(Data entries)
····················

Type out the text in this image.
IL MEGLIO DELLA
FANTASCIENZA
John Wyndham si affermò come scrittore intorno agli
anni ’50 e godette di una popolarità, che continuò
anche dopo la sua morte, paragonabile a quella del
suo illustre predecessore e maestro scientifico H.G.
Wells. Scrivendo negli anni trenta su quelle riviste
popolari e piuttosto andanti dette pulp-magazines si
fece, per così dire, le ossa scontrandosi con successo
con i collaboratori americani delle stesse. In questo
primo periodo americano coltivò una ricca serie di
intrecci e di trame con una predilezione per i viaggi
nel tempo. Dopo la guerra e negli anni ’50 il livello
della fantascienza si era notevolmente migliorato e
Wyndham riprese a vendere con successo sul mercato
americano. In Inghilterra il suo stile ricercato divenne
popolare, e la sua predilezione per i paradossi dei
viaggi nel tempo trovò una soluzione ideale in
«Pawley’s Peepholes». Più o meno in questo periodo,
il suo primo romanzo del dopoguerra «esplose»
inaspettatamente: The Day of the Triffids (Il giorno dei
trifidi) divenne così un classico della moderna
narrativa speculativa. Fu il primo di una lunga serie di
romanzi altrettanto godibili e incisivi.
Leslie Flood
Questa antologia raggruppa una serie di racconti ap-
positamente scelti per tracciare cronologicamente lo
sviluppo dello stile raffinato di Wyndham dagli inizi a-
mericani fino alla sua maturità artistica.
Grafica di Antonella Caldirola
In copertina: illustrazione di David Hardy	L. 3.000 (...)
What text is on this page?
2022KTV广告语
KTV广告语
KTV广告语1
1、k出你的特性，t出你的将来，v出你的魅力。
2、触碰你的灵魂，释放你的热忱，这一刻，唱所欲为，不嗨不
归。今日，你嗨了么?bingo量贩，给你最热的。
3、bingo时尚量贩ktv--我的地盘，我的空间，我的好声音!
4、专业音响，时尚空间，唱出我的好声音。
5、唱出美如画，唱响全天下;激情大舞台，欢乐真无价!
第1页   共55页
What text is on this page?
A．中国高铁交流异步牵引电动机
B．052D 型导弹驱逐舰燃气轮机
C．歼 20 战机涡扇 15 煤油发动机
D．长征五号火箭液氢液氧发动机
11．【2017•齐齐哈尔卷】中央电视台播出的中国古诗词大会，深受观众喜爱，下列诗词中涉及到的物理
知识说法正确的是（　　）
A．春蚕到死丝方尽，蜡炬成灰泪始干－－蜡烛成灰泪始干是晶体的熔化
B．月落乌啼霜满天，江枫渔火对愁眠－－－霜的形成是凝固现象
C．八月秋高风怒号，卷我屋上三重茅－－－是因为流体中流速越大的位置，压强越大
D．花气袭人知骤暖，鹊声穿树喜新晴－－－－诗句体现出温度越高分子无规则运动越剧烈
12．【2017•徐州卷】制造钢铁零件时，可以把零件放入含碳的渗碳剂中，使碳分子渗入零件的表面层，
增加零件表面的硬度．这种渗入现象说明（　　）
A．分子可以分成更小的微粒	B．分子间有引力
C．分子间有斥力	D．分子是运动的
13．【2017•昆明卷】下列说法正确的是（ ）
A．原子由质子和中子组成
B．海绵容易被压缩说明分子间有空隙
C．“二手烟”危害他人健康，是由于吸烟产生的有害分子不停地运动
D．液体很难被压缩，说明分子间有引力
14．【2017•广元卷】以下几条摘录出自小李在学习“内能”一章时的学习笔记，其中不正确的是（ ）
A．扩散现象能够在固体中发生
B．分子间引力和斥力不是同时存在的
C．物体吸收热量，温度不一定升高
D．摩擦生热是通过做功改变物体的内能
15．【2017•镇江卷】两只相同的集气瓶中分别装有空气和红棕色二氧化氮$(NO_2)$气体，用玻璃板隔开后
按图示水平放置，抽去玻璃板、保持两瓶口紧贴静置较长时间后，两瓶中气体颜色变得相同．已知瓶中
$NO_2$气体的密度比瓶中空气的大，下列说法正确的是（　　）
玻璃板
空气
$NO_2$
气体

····················

Examine the listing and say how many of its lines contain the string "viaggi". Give the number alone.

2